━━ TEXTE PROPOSÉ ━━

Le spectateur qui n'a jamais lu la bande dessinée dont est tiré ce film peut légitimement, à la suite des vingt premières minutes, appréhender qu'il devra s'en tenir à une Créature du marais bis (voir à un sous Toxic Avenger). Mais c'est mésestimer Sam Raimi, ici scénariste et réalisateur, que de lui supputer le recours à une telle platitude artistique. Bien vite, on se rend compte que son film n'est autre qu'une réfection sur le thème du Fantôme de l'opéra, celui que la laideur condamne à vivre dans l'ombre, jointe au désir de vengeance familier des longs métrages sus-mentionnés. Ainsi, tout au long du film, la personnalité dichotomique du héros (et non pas schizophrène, celui-ci n'étant jamais coupé de la réalité) est explorée et ce, notamment via des flashs introspectifs que Raimi réalise à merveille. Bref, une belle parabole sur l'identité sociale: Nous vivons tous derrière un masque, et quand le masque change, l'individu change aussi.

━━━

■ **MISE EN PRATIQUE**:
a – Dans cette critique de film, quelles fonctions Sam Raimi occupe-t-il sur le film ?
b – Relevez tous les titres d'œuvres nommés dans cette critique de film.
Répondez en vous appuyant uniquement sur le texte.

━━ DONNÉES À ANALYSER ━━

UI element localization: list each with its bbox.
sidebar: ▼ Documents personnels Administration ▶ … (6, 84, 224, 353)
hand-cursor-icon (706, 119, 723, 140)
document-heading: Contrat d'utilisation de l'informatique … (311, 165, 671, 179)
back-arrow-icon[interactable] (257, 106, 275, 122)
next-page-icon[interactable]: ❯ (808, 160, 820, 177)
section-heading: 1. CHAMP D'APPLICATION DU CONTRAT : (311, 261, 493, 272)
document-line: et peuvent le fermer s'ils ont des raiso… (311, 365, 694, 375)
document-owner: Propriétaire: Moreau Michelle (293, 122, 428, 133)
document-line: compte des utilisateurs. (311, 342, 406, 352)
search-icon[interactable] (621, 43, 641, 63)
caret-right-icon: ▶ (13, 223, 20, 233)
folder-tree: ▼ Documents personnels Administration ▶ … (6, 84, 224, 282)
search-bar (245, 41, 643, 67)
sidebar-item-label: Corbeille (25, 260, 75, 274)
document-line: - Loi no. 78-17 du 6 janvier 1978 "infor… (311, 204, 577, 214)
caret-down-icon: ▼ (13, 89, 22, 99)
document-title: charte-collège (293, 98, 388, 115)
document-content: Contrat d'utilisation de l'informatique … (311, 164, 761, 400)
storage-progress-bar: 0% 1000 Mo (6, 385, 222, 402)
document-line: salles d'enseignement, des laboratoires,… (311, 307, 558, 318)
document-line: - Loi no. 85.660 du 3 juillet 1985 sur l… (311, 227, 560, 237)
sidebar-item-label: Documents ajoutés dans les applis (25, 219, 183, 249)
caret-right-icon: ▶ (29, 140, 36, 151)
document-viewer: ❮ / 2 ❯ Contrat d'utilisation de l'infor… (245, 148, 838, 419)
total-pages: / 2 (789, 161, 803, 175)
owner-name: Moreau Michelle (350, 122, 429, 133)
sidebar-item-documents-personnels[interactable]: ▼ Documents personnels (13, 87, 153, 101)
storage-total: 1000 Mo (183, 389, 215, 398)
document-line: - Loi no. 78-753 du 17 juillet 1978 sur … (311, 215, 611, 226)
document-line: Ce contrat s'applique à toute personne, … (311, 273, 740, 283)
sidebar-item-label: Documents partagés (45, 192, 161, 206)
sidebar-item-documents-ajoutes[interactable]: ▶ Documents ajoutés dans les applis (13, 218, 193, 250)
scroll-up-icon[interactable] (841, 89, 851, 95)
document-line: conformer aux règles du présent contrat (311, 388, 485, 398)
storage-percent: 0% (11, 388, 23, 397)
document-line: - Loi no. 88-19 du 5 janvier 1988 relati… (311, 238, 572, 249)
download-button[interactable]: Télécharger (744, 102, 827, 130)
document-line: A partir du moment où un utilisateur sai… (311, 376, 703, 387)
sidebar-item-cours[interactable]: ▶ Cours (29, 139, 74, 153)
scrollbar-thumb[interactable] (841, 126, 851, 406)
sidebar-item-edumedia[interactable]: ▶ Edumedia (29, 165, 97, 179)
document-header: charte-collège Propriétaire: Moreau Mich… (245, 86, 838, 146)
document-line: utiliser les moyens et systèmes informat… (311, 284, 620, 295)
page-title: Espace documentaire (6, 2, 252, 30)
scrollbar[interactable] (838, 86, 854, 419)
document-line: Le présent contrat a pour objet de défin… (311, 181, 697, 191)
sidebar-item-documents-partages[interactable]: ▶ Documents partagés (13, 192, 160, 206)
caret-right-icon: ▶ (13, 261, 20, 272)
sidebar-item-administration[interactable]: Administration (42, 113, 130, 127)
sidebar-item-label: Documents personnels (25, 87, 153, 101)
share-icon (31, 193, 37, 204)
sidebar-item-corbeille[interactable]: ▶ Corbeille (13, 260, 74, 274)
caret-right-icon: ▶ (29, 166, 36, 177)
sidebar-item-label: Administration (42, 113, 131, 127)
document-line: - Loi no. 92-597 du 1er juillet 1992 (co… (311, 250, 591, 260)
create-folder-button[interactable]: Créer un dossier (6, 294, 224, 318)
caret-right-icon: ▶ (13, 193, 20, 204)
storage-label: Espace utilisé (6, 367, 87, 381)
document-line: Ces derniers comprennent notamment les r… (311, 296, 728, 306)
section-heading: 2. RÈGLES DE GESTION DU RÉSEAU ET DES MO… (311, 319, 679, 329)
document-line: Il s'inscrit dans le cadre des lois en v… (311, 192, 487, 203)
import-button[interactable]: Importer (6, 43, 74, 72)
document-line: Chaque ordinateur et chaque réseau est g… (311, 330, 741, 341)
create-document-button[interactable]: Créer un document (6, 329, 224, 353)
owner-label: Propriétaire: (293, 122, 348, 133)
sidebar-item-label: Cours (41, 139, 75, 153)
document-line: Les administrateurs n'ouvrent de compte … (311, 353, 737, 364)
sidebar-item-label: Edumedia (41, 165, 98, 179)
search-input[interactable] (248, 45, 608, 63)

━━━

■ **RÉPONSES NUMÉROTÉES**:
a – Il en est le scénariste et le réalisateur.

b – Créature du marais, Toxic Avenger, Fantôme de l'opéra